Go through the material and pull out every line with the string "more" in it.

***** PROVIDED INFORMATION *****

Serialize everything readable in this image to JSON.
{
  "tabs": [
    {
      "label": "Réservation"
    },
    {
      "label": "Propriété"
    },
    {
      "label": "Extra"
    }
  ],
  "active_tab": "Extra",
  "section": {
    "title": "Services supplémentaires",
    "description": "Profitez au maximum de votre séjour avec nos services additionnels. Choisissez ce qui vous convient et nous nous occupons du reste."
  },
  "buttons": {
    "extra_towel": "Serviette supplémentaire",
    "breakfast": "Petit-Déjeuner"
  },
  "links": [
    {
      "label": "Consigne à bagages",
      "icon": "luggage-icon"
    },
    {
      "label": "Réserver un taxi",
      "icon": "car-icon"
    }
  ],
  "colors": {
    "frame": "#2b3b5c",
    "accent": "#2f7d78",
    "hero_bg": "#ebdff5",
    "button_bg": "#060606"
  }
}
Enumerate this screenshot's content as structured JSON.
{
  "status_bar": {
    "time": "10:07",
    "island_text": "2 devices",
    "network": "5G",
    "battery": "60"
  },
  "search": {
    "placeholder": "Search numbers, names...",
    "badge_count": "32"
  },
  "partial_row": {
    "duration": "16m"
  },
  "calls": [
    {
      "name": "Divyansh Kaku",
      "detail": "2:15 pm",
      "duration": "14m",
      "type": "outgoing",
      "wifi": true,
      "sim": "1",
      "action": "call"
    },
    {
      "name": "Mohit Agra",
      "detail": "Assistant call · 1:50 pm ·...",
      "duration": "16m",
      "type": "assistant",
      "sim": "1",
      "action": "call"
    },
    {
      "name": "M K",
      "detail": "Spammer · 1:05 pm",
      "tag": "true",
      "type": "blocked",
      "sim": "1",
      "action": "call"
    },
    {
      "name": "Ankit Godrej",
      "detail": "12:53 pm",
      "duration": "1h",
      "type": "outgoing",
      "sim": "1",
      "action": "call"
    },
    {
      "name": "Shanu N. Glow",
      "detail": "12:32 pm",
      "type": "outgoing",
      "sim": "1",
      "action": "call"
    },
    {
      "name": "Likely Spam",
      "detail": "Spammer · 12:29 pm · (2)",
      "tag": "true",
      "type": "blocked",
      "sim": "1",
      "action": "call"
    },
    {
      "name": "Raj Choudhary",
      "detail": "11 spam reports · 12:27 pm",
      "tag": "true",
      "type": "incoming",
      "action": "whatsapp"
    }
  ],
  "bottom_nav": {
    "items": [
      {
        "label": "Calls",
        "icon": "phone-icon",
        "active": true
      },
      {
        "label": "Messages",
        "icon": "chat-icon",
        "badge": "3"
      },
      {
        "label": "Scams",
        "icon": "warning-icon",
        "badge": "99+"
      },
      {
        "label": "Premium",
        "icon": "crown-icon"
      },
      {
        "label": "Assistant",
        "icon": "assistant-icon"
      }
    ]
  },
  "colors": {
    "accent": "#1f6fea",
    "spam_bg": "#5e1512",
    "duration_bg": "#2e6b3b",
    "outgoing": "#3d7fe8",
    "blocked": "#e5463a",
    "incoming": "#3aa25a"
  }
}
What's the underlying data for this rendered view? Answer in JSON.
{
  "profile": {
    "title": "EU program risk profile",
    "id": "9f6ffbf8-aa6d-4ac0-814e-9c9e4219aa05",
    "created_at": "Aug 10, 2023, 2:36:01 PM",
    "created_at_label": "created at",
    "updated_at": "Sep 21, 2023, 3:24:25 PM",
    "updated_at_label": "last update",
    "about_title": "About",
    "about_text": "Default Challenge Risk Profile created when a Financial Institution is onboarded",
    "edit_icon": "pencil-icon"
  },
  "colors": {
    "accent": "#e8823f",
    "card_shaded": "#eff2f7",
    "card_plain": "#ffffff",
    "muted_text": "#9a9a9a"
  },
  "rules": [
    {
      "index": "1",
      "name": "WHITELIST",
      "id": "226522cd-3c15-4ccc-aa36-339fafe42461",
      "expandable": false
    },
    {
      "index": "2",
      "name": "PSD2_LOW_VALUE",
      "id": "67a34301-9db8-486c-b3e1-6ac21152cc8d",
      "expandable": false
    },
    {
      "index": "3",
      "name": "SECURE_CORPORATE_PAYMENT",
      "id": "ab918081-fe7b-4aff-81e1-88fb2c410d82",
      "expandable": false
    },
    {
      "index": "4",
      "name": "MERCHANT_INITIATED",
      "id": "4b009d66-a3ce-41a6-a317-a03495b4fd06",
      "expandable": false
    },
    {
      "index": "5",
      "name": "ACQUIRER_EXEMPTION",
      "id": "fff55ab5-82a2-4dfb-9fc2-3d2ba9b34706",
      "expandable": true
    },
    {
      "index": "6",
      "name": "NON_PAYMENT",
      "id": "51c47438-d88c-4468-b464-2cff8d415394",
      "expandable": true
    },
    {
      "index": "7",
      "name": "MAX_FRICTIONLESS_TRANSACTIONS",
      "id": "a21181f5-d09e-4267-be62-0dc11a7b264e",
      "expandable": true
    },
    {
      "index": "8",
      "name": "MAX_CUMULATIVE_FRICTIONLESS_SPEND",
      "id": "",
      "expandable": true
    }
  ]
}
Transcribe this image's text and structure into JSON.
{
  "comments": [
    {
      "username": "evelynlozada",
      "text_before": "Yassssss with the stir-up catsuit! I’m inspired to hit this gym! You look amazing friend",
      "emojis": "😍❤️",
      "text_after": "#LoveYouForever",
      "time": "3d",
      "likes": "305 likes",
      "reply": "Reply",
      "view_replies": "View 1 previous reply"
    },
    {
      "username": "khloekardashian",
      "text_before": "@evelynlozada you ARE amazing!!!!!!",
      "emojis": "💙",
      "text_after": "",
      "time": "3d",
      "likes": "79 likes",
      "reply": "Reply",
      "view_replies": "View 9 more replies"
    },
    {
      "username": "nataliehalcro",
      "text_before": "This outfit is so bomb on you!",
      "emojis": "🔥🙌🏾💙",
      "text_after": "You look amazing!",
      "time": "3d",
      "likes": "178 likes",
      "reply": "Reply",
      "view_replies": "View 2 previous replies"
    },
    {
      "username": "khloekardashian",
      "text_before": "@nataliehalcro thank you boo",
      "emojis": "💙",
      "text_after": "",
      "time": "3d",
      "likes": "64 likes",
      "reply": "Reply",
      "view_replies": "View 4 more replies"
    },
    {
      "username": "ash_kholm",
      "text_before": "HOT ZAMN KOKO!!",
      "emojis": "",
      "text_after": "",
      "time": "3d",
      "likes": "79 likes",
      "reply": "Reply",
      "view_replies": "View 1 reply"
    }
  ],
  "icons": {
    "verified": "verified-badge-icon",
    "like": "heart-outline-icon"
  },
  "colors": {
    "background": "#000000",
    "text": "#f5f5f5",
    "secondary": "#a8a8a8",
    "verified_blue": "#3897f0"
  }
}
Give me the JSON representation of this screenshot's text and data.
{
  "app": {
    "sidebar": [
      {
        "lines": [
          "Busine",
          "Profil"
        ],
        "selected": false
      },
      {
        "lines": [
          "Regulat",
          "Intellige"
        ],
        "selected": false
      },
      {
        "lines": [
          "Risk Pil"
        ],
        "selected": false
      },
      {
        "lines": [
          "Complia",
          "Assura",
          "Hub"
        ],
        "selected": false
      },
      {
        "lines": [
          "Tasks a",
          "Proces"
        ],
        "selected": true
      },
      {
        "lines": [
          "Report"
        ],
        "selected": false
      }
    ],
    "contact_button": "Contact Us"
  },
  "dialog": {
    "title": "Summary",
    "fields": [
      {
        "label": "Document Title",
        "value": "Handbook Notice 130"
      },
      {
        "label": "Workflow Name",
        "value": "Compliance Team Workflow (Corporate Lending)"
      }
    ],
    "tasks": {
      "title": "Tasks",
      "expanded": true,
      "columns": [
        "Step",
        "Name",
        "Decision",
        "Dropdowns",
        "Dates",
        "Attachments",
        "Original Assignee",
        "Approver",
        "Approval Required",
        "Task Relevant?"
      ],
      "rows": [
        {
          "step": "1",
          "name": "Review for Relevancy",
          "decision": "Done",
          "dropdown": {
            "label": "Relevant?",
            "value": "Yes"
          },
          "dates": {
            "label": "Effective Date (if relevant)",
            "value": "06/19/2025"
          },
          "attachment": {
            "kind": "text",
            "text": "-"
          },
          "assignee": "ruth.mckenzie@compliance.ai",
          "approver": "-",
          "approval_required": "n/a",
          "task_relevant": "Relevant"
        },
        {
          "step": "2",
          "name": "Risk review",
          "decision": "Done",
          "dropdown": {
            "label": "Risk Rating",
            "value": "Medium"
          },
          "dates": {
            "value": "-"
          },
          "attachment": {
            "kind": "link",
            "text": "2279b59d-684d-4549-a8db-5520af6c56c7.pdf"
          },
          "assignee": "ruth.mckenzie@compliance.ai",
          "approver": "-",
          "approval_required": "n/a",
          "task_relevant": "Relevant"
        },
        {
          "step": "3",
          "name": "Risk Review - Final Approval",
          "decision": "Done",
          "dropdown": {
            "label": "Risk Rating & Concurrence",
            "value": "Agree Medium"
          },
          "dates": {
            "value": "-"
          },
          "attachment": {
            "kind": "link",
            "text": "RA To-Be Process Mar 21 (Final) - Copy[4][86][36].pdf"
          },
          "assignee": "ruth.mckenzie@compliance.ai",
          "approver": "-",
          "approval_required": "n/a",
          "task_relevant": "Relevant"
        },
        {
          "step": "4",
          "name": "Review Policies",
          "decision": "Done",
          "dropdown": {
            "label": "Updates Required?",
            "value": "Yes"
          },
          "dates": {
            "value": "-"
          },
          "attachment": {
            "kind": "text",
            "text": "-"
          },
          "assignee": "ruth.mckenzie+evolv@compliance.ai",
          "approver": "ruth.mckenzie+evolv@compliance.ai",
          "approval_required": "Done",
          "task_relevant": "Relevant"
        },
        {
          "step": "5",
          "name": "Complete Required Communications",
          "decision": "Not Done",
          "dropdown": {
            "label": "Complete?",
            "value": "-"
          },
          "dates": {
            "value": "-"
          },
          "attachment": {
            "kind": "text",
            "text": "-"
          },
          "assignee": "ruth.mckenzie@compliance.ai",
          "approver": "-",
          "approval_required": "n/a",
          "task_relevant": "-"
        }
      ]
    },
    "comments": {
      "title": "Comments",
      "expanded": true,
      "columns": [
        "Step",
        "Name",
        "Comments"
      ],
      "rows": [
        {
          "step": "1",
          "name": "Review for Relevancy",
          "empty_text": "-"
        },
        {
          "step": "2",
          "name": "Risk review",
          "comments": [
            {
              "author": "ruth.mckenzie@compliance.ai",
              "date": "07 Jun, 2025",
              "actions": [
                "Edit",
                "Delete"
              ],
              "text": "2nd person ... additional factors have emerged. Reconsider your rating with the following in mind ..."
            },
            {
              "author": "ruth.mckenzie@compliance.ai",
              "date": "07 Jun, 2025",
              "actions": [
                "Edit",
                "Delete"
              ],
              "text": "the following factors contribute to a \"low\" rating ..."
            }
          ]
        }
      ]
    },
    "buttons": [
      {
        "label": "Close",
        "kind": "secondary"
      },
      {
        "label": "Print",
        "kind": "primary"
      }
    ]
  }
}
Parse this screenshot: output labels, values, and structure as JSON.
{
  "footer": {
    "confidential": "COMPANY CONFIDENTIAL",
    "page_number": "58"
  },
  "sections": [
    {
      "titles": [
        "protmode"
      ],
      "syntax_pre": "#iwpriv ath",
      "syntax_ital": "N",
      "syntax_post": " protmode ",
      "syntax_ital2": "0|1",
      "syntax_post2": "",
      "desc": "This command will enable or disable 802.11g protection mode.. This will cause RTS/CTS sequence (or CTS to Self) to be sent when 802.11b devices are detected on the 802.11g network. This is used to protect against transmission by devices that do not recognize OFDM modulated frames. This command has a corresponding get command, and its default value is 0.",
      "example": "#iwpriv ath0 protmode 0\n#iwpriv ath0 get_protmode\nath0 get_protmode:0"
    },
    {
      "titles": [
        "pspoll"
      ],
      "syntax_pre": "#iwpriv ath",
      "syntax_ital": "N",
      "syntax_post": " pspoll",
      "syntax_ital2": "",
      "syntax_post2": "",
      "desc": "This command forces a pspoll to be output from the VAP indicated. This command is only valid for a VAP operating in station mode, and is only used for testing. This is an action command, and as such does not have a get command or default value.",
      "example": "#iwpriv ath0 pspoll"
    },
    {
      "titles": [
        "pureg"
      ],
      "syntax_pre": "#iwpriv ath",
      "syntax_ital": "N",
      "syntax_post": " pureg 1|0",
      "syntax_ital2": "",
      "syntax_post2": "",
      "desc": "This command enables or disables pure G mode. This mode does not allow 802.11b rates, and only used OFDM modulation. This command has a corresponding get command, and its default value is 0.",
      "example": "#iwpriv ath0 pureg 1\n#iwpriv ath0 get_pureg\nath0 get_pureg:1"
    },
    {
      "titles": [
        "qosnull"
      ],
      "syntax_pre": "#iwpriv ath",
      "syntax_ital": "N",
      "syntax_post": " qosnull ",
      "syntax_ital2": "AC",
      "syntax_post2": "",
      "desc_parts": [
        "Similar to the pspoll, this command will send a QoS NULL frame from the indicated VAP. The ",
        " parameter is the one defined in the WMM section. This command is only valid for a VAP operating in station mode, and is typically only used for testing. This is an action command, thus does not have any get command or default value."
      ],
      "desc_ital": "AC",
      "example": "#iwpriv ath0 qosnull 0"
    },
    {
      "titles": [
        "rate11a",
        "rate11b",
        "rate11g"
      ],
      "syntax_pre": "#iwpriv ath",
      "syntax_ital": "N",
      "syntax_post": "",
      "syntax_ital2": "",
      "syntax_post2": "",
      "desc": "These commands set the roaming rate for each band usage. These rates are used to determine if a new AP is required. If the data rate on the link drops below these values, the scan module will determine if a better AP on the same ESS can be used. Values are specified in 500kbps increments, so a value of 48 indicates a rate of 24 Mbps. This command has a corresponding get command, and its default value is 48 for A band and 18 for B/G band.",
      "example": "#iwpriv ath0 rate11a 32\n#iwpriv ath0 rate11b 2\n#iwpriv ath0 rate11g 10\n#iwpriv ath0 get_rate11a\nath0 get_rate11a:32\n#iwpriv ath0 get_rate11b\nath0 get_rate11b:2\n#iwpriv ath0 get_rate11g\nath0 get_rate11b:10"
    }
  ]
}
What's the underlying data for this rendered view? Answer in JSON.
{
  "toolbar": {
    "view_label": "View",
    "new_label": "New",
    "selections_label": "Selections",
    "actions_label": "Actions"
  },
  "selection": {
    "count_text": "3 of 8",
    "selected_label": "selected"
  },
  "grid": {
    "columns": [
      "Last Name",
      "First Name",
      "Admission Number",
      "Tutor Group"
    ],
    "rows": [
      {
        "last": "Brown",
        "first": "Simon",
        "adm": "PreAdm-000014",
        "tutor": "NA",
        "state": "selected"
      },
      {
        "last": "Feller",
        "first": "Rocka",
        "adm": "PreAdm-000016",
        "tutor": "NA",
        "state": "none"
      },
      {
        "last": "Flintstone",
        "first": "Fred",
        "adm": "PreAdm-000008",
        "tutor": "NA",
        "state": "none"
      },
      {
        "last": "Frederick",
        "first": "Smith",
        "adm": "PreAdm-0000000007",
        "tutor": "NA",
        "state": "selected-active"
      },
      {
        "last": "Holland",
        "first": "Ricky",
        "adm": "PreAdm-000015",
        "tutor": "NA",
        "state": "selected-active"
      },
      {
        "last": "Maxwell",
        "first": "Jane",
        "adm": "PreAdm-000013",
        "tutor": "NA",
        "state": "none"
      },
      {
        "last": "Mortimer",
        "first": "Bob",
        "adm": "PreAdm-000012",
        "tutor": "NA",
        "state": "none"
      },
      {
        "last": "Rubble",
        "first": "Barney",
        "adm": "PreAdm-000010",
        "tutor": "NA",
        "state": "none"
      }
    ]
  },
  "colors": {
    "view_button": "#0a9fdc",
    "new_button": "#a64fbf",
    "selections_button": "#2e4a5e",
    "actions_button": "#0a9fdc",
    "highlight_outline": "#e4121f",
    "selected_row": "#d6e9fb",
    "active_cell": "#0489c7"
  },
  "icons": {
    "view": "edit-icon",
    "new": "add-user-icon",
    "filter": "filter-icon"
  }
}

*****

EXPECTED OUTPUT:
      "view_replies": "View 9 more replies"
      "view_replies": "View 4 more replies"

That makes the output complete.